> **TASK OBJECTIVE**
Could you write out every record below exactly, leaving out any pictures?

++++++++

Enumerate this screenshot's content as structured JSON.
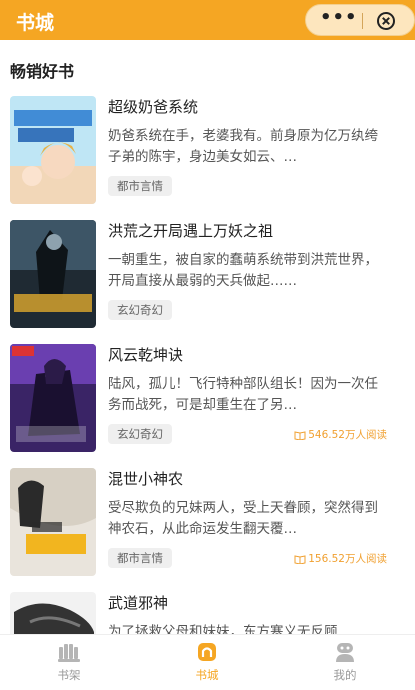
{
  "header": {
    "title": "书城"
  },
  "capsule": {
    "more_label": "•••"
  },
  "section": {
    "title": "畅销好书"
  },
  "books": [
    {
      "title": "超级奶爸系统",
      "desc": "奶爸系统在手，老婆我有。前身原为亿万纨绔子弟的陈宇，身边美女如云、…",
      "tag": "都市言情",
      "reads": ""
    },
    {
      "title": "洪荒之开局遇上万妖之祖",
      "desc": "一朝重生，被自家的蠢萌系统带到洪荒世界，开局直接从最弱的天兵做起……",
      "tag": "玄幻奇幻",
      "reads": ""
    },
    {
      "title": "风云乾坤诀",
      "desc": "陆风，孤儿！飞行特种部队组长！因为一次任务而战死，可是却重生在了另…",
      "tag": "玄幻奇幻",
      "reads": "546.52万人阅读"
    },
    {
      "title": "混世小神农",
      "desc": "受尽欺负的兄妹两人，受上天眷顾，突然得到神农石，从此命运发生翻天覆…",
      "tag": "都市言情",
      "reads": "156.52万人阅读"
    },
    {
      "title": "武道邪神",
      "desc": "为了拯救父母和妹妹，东方寒义无反顾…",
      "tag": "",
      "reads": ""
    }
  ],
  "tabs": [
    {
      "label": "书架",
      "icon": "bookshelf-icon"
    },
    {
      "label": "书城",
      "icon": "home-icon"
    },
    {
      "label": "我的",
      "icon": "profile-icon"
    }
  ],
  "colors": {
    "accent": "#f5a623",
    "tag_bg": "#efefef"
  }
}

++++++++

> **COMPLETE OUTPUT**
Enumerate this screenshot's content as structured JSON.
{
  "header": {
    "title": "书城"
  },
  "capsule": {
    "more_label": "•••"
  },
  "section": {
    "title": "畅销好书"
  },
  "books": [
    {
      "title": "超级奶爸系统",
      "desc": "奶爸系统在手，老婆我有。前身原为亿万纨绔子弟的陈宇，身边美女如云、…",
      "tag": "都市言情",
      "reads": ""
    },
    {
      "title": "洪荒之开局遇上万妖之祖",
      "desc": "一朝重生，被自家的蠢萌系统带到洪荒世界，开局直接从最弱的天兵做起……",
      "tag": "玄幻奇幻",
      "reads": ""
    },
    {
      "title": "风云乾坤诀",
      "desc": "陆风，孤儿！飞行特种部队组长！因为一次任务而战死，可是却重生在了另…",
      "tag": "玄幻奇幻",
      "reads": "546.52万人阅读"
    },
    {
      "title": "混世小神农",
      "desc": "受尽欺负的兄妹两人，受上天眷顾，突然得到神农石，从此命运发生翻天覆…",
      "tag": "都市言情",
      "reads": "156.52万人阅读"
    },
    {
      "title": "武道邪神",
      "desc": "为了拯救父母和妹妹，东方寒义无反顾…",
      "tag": "",
      "reads": ""
    }
  ],
  "tabs": [
    {
      "label": "书架",
      "icon": "bookshelf-icon"
    },
    {
      "label": "书城",
      "icon": "home-icon"
    },
    {
      "label": "我的",
      "icon": "profile-icon"
    }
  ],
  "colors": {
    "accent": "#f5a623",
    "tag_bg": "#efefef"
  }
}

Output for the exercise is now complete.